• _TO BE DONE_
Reproduce each line bearing the word "Imperial".

• _MATERIAL TO PROCESS_
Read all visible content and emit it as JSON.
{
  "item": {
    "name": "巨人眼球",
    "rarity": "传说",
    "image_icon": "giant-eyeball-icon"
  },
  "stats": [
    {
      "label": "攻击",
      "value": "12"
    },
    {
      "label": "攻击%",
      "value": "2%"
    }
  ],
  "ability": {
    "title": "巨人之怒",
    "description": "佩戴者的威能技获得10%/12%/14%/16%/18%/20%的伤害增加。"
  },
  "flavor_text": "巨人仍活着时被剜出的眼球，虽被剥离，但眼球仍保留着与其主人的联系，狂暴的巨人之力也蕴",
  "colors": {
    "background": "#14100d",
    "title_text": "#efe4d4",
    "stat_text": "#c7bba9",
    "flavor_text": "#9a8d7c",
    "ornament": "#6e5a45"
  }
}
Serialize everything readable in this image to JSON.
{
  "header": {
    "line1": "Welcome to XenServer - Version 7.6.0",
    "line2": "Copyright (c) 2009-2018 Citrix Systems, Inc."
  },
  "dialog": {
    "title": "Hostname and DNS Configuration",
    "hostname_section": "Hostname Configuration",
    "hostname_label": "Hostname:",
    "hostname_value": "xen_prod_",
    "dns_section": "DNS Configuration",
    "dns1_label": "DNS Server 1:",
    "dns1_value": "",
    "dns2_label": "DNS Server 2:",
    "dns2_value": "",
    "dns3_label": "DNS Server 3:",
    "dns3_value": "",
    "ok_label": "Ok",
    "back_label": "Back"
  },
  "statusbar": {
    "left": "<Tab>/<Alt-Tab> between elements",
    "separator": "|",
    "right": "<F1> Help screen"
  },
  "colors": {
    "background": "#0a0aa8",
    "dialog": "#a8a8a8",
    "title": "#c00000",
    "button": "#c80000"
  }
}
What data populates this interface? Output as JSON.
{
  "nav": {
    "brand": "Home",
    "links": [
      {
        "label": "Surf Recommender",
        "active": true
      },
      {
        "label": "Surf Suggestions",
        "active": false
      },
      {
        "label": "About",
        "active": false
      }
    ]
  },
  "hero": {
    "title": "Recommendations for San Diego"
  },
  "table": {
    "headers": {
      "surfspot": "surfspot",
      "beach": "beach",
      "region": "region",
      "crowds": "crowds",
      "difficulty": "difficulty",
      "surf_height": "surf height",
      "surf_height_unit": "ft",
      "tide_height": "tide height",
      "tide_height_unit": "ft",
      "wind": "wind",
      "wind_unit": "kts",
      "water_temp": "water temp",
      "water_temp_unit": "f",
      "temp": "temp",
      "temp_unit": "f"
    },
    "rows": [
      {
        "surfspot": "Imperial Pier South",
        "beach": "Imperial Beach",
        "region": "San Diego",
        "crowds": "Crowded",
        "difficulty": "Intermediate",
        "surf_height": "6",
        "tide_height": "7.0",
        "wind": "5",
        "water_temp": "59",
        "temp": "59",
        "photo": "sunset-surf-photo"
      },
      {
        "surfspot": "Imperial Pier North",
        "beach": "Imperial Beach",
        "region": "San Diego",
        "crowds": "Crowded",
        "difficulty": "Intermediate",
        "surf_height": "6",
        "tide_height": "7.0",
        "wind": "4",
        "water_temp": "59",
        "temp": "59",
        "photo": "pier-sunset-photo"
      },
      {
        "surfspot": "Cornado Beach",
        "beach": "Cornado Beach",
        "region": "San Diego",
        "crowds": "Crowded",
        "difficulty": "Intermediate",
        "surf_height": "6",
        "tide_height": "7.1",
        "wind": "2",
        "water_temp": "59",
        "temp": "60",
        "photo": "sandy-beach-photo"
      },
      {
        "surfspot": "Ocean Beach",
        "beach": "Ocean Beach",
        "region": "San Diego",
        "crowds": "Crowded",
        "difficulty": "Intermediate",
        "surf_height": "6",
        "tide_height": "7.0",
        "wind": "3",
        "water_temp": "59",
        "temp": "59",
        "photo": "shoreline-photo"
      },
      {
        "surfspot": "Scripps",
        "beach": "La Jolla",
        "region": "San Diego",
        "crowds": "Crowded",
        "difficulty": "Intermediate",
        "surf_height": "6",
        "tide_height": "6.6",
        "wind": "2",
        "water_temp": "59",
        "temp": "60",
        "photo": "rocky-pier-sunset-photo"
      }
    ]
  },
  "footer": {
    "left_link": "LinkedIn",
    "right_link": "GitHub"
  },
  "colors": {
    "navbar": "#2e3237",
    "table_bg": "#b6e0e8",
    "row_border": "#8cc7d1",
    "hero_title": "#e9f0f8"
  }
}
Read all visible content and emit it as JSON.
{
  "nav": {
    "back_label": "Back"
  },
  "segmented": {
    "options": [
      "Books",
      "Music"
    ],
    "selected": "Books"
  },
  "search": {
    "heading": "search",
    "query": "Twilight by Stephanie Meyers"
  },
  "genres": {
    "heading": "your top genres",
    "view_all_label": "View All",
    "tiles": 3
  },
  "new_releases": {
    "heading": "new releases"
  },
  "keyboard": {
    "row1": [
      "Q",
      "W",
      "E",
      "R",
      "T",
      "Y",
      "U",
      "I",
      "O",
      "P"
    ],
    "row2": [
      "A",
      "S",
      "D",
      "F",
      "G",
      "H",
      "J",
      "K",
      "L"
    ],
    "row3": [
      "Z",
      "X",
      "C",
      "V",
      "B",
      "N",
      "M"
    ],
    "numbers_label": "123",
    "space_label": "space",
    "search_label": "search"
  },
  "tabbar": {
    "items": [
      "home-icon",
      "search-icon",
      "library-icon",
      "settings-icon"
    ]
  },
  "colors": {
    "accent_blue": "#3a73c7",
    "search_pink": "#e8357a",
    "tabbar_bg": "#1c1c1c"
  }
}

• _EXERCISE OUTPUT_
        "surfspot": "Imperial Pier South",
        "beach": "Imperial Beach",
        "surfspot": "Imperial Pier North",
        "beach": "Imperial Beach",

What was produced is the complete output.